• [Passage]:
§ §

Bill Text: HI SB680 | 2025 | Regular Session | Introduced


Bill Title: Relating To Renewable Energy.

Spectrum: Partisan Bill (Democrat 1-0)

Status: (Introduced) 2025-01-23 - Referred to EIG/AEN, CPN. [SB680 Detail]

Download: Hawaii-2025-SB680-Introduced.html

THE SENATE

S.B. NO.

680

THIRTY-THIRD LEGISLATURE, 2025

 

STATE OF HAWAII

 

 

 

 

 

 

A BILL FOR AN ACT

 

 

RELATING TO RENEWABLE ENERGY.

 

 

BE IT ENACTED BY THE LEGISLATURE OF THE STATE OF HAWAII:

 


     SECTION 1.  The legislature finds that electricity rates are a significant component of household budgets and should be reduced where feasible.  In recent years, the costs of electricity from alternative energy sources, such as solar and wind power (backed up by battery and other means of storage), have dropped below the costs of power from most existing power plants fueled by fossil fuels (i.e. coal, oil, or natural gas), wood, or trash.  For example, the Kauai Island Utility Cooperative's Lawai Solar and Energy Storage Project averages a cost of eleven cents per kilowatt hour, far below the cost of biomass plants.  With improved battery and storage technologies, alternative renewable sources can be just as reliable as power plants that burn wood, trash, or fossil fuels.

     In addition, the existing power plants that burn fossil fuels, wood, or trash are major contributors to climate change.  Climate change is caused by excessive greenhouse gases in the atmosphere.  The most prevalent greenhouse gas is carbon dioxide, which is emitted when trash, trees, coal, oil, or gas, are burned.  According to the National Aeronautics and Space Administration, once carbon dioxide is emitted, it stays in the atmosphere for three hundred to one thousand years.  Actions taken now to reduce the emission of carbon dioxide will affect the livability of the planet for generations.

     Recent data show that the rate and intensity of climate change is greater than predicted.  The years from 2013 to 2021 all rank among the ten warmest years on record, according to the National Oceanic and Atmospheric Administration's National Centers for Environmental Information.

     Twenty years ago, the legislature established the State's renewable portfolio standards model to ensure that Hawaii's electric utility companies transition from using fossil fuels to renewable energy.  At the time, biomass was considered a "carbon neutral" energy source.  Two major sources of biomass combustion are the burning of trees and the burning of waste.

     However, burning trees will only contribute to climate change for at least the next several decades or longer.  Trees remove greenhouse gases from the atmosphere and mature trees remove more carbon than saplings.  Moreover, it can take decades for trees to grow into mature trees.  Burning trees is fifty per cent worse for the climate than burning coal because wood is a less energy-dense fuel, and much more must be burned to get the same amount of energy.

§ §

• [Data listing]:

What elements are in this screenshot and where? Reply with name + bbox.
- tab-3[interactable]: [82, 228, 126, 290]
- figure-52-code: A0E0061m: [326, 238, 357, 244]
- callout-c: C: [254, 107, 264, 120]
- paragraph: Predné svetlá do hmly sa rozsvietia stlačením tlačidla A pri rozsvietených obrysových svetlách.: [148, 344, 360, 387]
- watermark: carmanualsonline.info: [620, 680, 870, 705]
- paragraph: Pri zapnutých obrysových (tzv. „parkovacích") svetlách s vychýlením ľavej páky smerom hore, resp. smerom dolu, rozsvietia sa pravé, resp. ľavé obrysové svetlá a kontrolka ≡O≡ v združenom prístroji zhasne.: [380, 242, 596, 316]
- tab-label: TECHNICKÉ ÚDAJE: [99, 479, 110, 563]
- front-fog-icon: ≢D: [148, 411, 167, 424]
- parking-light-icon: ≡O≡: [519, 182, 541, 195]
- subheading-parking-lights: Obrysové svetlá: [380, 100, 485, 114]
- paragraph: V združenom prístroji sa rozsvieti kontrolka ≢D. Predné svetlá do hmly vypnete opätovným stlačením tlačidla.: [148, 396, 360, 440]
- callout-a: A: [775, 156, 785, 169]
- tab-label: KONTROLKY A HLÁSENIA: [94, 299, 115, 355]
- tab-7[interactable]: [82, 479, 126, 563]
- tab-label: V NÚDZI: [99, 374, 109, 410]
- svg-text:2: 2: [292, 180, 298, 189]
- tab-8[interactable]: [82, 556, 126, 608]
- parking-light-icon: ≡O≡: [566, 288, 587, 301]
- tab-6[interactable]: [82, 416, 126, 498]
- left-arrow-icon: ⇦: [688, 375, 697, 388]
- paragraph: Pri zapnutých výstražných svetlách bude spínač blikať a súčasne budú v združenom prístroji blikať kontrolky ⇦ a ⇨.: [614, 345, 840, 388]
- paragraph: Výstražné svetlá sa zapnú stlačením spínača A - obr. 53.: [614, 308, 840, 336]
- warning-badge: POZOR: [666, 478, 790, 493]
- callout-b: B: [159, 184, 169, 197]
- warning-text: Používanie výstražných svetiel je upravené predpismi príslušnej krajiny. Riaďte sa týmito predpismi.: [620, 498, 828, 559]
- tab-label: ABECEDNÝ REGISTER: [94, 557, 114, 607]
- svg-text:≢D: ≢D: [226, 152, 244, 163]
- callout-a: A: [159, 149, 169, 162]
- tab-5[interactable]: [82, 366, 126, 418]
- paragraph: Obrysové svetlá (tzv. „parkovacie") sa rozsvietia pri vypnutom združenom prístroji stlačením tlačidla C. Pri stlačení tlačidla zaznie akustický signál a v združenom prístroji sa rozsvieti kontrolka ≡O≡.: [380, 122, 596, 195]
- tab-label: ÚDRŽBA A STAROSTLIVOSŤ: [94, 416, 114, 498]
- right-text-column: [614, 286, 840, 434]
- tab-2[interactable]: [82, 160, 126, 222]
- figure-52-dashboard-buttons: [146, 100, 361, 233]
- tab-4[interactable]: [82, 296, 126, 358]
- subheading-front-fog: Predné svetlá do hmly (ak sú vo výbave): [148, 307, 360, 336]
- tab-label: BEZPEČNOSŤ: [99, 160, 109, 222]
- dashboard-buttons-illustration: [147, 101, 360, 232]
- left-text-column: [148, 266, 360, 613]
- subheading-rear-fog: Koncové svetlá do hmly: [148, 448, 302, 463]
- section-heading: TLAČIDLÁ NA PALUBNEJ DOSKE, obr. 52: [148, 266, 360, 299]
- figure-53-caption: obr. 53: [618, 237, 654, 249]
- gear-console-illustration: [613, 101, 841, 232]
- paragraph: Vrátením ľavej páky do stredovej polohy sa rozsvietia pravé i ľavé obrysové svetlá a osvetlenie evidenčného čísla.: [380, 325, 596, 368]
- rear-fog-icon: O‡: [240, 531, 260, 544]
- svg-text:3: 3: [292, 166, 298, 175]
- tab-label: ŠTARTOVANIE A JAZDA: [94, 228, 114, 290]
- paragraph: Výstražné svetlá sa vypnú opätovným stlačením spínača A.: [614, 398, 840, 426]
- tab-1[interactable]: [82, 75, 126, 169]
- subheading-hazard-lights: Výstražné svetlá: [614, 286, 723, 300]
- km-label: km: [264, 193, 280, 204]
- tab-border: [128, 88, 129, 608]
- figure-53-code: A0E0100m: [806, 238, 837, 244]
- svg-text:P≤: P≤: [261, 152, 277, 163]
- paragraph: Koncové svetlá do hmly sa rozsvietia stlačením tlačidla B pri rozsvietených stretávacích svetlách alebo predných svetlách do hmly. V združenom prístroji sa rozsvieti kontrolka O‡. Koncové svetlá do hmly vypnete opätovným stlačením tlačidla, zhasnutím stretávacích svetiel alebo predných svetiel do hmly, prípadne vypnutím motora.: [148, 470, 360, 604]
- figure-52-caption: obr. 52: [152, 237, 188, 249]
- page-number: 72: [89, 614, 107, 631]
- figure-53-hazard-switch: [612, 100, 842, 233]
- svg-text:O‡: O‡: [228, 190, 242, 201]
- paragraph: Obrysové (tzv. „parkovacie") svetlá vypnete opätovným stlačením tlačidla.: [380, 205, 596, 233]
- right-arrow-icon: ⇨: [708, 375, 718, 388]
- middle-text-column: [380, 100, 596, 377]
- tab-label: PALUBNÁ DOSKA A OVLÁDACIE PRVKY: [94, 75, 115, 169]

§ §

• [Written task A]: According to the bill, what average cost per kilowatt hour does the Lawai Solar and Energy Storage Project achieve?
• [Written task B]: Reproduce the bill's text starting at "SECTION 1.  The" and ending at "or fossil fuels.".

• [Written response A]: Eleven cents per kilowatt hour.

• [Written response B]:
SECTION 1.  The legislature finds that electricity rates are a significant component of household budgets and should be reduced where feasible.  In recent years, the costs of electricity from alternative energy sources, such as solar and wind power (backed up by battery and other means of storage), have dropped below the costs of power from most existing power plants fueled by fossil fuels (i.e. coal, oil, or natural gas), wood, or trash.  For example, the Kauai Island Utility Cooperative's Lawai Solar and Energy Storage Project averages a cost of eleven cents per kilowatt hour, far below the cost of biomass plants.  With improved battery and storage technologies, alternative renewable sources can be just as reliable as power plants that burn wood, trash, or fossil fuels.